## What is asked:
Retype every entry word for word.

## Data records:
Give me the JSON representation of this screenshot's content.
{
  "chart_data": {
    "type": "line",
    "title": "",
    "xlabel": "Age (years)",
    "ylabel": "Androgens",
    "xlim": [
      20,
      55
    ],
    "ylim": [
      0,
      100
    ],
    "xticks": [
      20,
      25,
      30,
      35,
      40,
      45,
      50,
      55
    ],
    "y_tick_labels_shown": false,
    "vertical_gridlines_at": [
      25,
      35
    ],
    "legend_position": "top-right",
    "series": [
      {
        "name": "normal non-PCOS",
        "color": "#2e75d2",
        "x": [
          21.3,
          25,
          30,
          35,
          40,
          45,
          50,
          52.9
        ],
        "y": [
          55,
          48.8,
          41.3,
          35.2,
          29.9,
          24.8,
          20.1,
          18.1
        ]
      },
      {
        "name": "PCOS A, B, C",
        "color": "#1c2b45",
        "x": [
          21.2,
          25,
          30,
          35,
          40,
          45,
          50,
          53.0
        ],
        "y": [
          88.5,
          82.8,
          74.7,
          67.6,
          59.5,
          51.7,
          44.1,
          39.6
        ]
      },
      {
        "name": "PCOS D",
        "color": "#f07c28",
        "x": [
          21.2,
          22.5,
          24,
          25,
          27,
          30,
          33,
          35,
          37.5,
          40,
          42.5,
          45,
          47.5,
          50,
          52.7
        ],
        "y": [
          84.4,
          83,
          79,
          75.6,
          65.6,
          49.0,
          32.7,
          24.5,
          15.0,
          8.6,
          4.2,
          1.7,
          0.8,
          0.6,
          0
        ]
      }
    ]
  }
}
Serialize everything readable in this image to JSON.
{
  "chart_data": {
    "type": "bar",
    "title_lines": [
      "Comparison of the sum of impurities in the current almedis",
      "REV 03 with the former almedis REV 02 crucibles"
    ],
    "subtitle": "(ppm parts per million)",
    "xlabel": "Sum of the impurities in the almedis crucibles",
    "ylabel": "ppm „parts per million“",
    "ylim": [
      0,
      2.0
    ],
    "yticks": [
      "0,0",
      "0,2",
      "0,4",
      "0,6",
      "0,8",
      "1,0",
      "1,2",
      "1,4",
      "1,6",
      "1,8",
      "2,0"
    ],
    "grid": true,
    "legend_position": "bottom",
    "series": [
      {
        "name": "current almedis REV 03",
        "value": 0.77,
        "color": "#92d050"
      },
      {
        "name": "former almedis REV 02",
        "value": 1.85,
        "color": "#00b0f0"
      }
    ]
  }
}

## Complete answer:
Give me the JSON representation of this screenshot's content.
{
  "chart_data": {
    "type": "line",
    "title": "",
    "xlabel": "Age (years)",
    "ylabel": "Androgens",
    "xlim": [
      20,
      55
    ],
    "ylim": [
      0,
      100
    ],
    "xticks": [
      20,
      25,
      30,
      35,
      40,
      45,
      50,
      55
    ],
    "y_tick_labels_shown": false,
    "vertical_gridlines_at": [
      25,
      35
    ],
    "legend_position": "top-right",
    "series": [
      {
        "name": "normal non-PCOS",
        "color": "#2e75d2",
        "x": [
          21.3,
          25,
          30,
          35,
          40,
          45,
          50,
          52.9
        ],
        "y": [
          55,
          48.8,
          41.3,
          35.2,
          29.9,
          24.8,
          20.1,
          18.1
        ]
      },
      {
        "name": "PCOS A, B, C",
        "color": "#1c2b45",
        "x": [
          21.2,
          25,
          30,
          35,
          40,
          45,
          50,
          53.0
        ],
        "y": [
          88.5,
          82.8,
          74.7,
          67.6,
          59.5,
          51.7,
          44.1,
          39.6
        ]
      },
      {
        "name": "PCOS D",
        "color": "#f07c28",
        "x": [
          21.2,
          22.5,
          24,
          25,
          27,
          30,
          33,
          35,
          37.5,
          40,
          42.5,
          45,
          47.5,
          50,
          52.7
        ],
        "y": [
          84.4,
          83,
          79,
          75.6,
          65.6,
          49.0,
          32.7,
          24.5,
          15.0,
          8.6,
          4.2,
          1.7,
          0.8,
          0.6,
          0
        ]
      }
    ]
  }
}
Serialize everything readable in this image to JSON.
{
  "chart_data": {
    "type": "bar",
    "title_lines": [
      "Comparison of the sum of impurities in the current almedis",
      "REV 03 with the former almedis REV 02 crucibles"
    ],
    "subtitle": "(ppm parts per million)",
    "xlabel": "Sum of the impurities in the almedis crucibles",
    "ylabel": "ppm „parts per million“",
    "ylim": [
      0,
      2.0
    ],
    "yticks": [
      "0,0",
      "0,2",
      "0,4",
      "0,6",
      "0,8",
      "1,0",
      "1,2",
      "1,4",
      "1,6",
      "1,8",
      "2,0"
    ],
    "grid": true,
    "legend_position": "bottom",
    "series": [
      {
        "name": "current almedis REV 03",
        "value": 0.77,
        "color": "#92d050"
      },
      {
        "name": "former almedis REV 02",
        "value": 1.85,
        "color": "#00b0f0"
      }
    ]
  }
}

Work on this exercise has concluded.